**Stated problem:** Reproduce all of the data exactly.

Start of Stored rows

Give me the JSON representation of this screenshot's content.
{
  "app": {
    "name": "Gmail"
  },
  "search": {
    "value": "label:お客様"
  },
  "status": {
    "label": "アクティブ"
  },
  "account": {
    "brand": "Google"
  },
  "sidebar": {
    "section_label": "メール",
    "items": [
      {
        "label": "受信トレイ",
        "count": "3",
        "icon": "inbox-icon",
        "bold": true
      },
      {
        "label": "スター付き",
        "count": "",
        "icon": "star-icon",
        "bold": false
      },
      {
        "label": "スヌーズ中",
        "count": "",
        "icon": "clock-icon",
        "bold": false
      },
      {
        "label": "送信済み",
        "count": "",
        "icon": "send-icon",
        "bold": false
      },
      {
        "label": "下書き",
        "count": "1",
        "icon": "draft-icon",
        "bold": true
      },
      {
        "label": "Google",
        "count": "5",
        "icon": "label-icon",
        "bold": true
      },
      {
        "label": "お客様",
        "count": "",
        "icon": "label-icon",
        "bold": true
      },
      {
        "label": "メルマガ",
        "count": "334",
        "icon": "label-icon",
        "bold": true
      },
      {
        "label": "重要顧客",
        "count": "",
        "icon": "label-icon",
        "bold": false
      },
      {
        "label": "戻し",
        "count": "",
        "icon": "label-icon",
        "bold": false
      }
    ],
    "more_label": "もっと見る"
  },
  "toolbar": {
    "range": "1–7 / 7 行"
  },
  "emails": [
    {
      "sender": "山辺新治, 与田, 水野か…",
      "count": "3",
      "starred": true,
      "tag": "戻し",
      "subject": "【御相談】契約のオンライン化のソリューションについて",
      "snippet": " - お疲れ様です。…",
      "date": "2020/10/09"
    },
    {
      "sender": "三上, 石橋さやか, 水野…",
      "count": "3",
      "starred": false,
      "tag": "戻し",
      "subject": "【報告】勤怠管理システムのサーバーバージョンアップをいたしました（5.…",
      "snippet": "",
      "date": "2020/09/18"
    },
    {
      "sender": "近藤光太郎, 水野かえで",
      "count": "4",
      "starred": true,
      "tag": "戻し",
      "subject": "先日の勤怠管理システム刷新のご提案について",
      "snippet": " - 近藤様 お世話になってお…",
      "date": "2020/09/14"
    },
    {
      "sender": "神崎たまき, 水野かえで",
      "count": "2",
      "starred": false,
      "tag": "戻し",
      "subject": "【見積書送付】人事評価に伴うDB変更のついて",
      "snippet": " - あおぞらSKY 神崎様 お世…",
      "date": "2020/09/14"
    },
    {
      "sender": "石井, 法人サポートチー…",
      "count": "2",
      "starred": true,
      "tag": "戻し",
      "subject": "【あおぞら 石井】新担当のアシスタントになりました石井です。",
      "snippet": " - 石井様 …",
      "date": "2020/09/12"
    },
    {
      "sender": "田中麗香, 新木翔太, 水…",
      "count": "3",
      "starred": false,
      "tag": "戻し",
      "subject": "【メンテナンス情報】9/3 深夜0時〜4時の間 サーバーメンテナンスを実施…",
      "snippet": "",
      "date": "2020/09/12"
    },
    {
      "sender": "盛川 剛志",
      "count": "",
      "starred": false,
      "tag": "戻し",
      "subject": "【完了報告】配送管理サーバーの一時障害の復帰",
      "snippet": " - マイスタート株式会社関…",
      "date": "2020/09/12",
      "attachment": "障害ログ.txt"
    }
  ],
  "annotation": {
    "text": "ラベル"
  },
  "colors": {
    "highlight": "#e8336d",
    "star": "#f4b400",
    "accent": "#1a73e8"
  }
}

End of Stored rows

**Result of the task:**
Give me the JSON representation of this screenshot's content.
{
  "app": {
    "name": "Gmail"
  },
  "search": {
    "value": "label:お客様"
  },
  "status": {
    "label": "アクティブ"
  },
  "account": {
    "brand": "Google"
  },
  "sidebar": {
    "section_label": "メール",
    "items": [
      {
        "label": "受信トレイ",
        "count": "3",
        "icon": "inbox-icon",
        "bold": true
      },
      {
        "label": "スター付き",
        "count": "",
        "icon": "star-icon",
        "bold": false
      },
      {
        "label": "スヌーズ中",
        "count": "",
        "icon": "clock-icon",
        "bold": false
      },
      {
        "label": "送信済み",
        "count": "",
        "icon": "send-icon",
        "bold": false
      },
      {
        "label": "下書き",
        "count": "1",
        "icon": "draft-icon",
        "bold": true
      },
      {
        "label": "Google",
        "count": "5",
        "icon": "label-icon",
        "bold": true
      },
      {
        "label": "お客様",
        "count": "",
        "icon": "label-icon",
        "bold": true
      },
      {
        "label": "メルマガ",
        "count": "334",
        "icon": "label-icon",
        "bold": true
      },
      {
        "label": "重要顧客",
        "count": "",
        "icon": "label-icon",
        "bold": false
      },
      {
        "label": "戻し",
        "count": "",
        "icon": "label-icon",
        "bold": false
      }
    ],
    "more_label": "もっと見る"
  },
  "toolbar": {
    "range": "1–7 / 7 行"
  },
  "emails": [
    {
      "sender": "山辺新治, 与田, 水野か…",
      "count": "3",
      "starred": true,
      "tag": "戻し",
      "subject": "【御相談】契約のオンライン化のソリューションについて",
      "snippet": " - お疲れ様です。…",
      "date": "2020/10/09"
    },
    {
      "sender": "三上, 石橋さやか, 水野…",
      "count": "3",
      "starred": false,
      "tag": "戻し",
      "subject": "【報告】勤怠管理システムのサーバーバージョンアップをいたしました（5.…",
      "snippet": "",
      "date": "2020/09/18"
    },
    {
      "sender": "近藤光太郎, 水野かえで",
      "count": "4",
      "starred": true,
      "tag": "戻し",
      "subject": "先日の勤怠管理システム刷新のご提案について",
      "snippet": " - 近藤様 お世話になってお…",
      "date": "2020/09/14"
    },
    {
      "sender": "神崎たまき, 水野かえで",
      "count": "2",
      "starred": false,
      "tag": "戻し",
      "subject": "【見積書送付】人事評価に伴うDB変更のついて",
      "snippet": " - あおぞらSKY 神崎様 お世…",
      "date": "2020/09/14"
    },
    {
      "sender": "石井, 法人サポートチー…",
      "count": "2",
      "starred": true,
      "tag": "戻し",
      "subject": "【あおぞら 石井】新担当のアシスタントになりました石井です。",
      "snippet": " - 石井様 …",
      "date": "2020/09/12"
    },
    {
      "sender": "田中麗香, 新木翔太, 水…",
      "count": "3",
      "starred": false,
      "tag": "戻し",
      "subject": "【メンテナンス情報】9/3 深夜0時〜4時の間 サーバーメンテナンスを実施…",
      "snippet": "",
      "date": "2020/09/12"
    },
    {
      "sender": "盛川 剛志",
      "count": "",
      "starred": false,
      "tag": "戻し",
      "subject": "【完了報告】配送管理サーバーの一時障害の復帰",
      "snippet": " - マイスタート株式会社関…",
      "date": "2020/09/12",
      "attachment": "障害ログ.txt"
    }
  ],
  "annotation": {
    "text": "ラベル"
  },
  "colors": {
    "highlight": "#e8336d",
    "star": "#f4b400",
    "accent": "#1a73e8"
  }
}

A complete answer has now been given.